▶ _WHAT THE TASK REQUIRES_: Keep only the lines that hold the string "state", filtering out the rest of the entries below.

▶ _Saved entries_:
%%

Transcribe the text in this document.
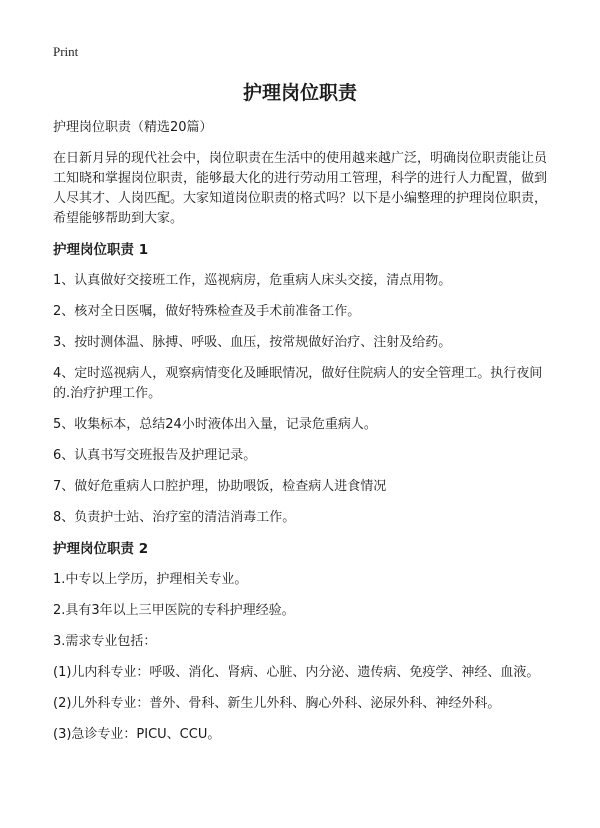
Print
护理岗位职责

护理岗位职责（精选20篇）

在日新月异的现代社会中，岗位职责在生活中的使用越来越广泛，明确岗位职责能让员工知晓和掌握岗位职责，能够最大化的进行劳动用工管理，科学的进行人力配置，做到人尽其才、人岗匹配。大家知道岗位职责的格式吗？以下是小编整理的护理岗位职责，希望能够帮助到大家。

护理岗位职责 1

1、认真做好交接班工作，巡视病房，危重病人床头交接，清点用物。

2、核对全日医嘱，做好特殊检查及手术前准备工作。

3、按时测体温、脉搏、呼吸、血压，按常规做好治疗、注射及给药。

4、定时巡视病人，观察病情变化及睡眠情况，做好住院病人的安全管理工。执行夜间的.治疗护理工作。

5、收集标本，总结24小时液体出入量，记录危重病人。

6、认真书写交班报告及护理记录。

7、做好危重病人口腔护理，协助喂饭，检查病人进食情况

8、负责护士站、治疗室的清洁消毒工作。

护理岗位职责 2

1.中专以上学历，护理相关专业。

2.具有3年以上三甲医院的专科护理经验。

3.需求专业包括：

(1)儿内科专业：呼吸、消化、肾病、心脏、内分泌、遗传病、免疫学、神经、血液。

(2)儿外科专业：普外、骨科、新生儿外科、胸心外科、泌尿外科、神经外科。

(3)急诊专业：PICU、CCU。
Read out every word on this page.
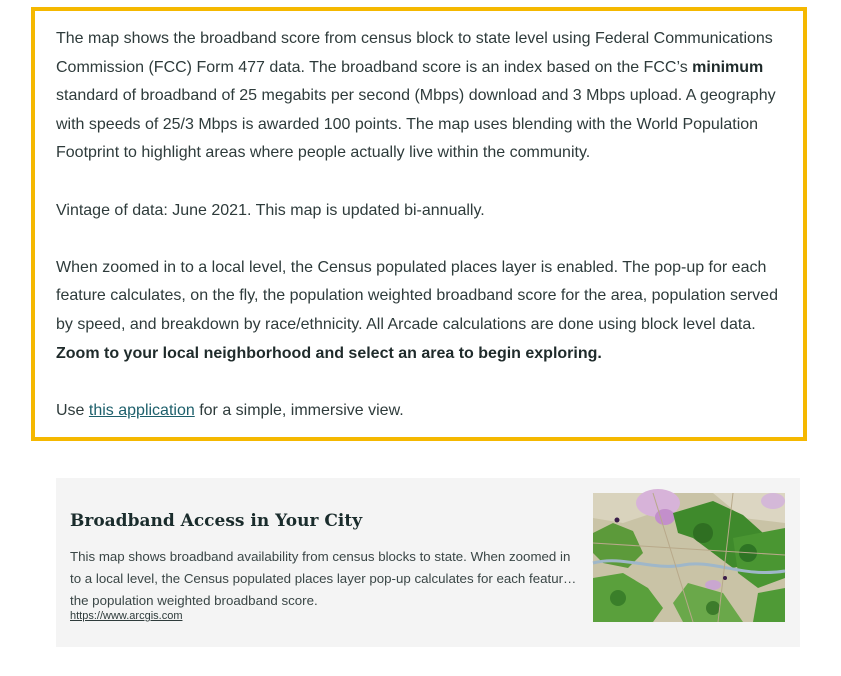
The map shows the broadband score from census block to state level using Federal Communications Commission (FCC) Form 477 data. The broadband score is an index based on the FCC’s minimum standard of broadband of 25 megabits per second (Mbps) download and 3 Mbps upload. A geography with speeds of 25/3 Mbps is awarded 100 points. The map uses blending with the World Population Footprint to highlight areas where people actually live within the community.

Vintage of data: June 2021. This map is updated bi-annually.

When zoomed in to a local level, the Census populated places layer is enabled. The pop-up for each feature calculates, on the fly, the population weighted broadband score for the area, population served by speed, and breakdown by race/ethnicity. All Arcade calculations are done using block level data. Zoom to your local neighborhood and select an area to begin exploring.

Use this application for a simple, immersive view.

Broadband Access in Your City

This map shows broadband availability from census blocks to state. When zoomed in to a local level, the Census populated places layer pop-up calculates for each feature the population weighted broadband score.

https://www.arcgis.com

%%

▶ _RESPONSE TO THIS TASK_:
The map shows the broadband score from census block to state level using Federal Communications Commission (FCC) Form 477 data. The broadband score is an index based on the FCC’s minimum standard of broadband of 25 megabits per second (Mbps) download and 3 Mbps upload. A geography with speeds of 25/3 Mbps is awarded 100 points. The map uses blending with the World Population Footprint to highlight areas where people actually live within the community.
This map shows broadband availability from census blocks to state. When zoomed in to a local level, the Census populated places layer pop-up calculates for each feature the population weighted broadband score.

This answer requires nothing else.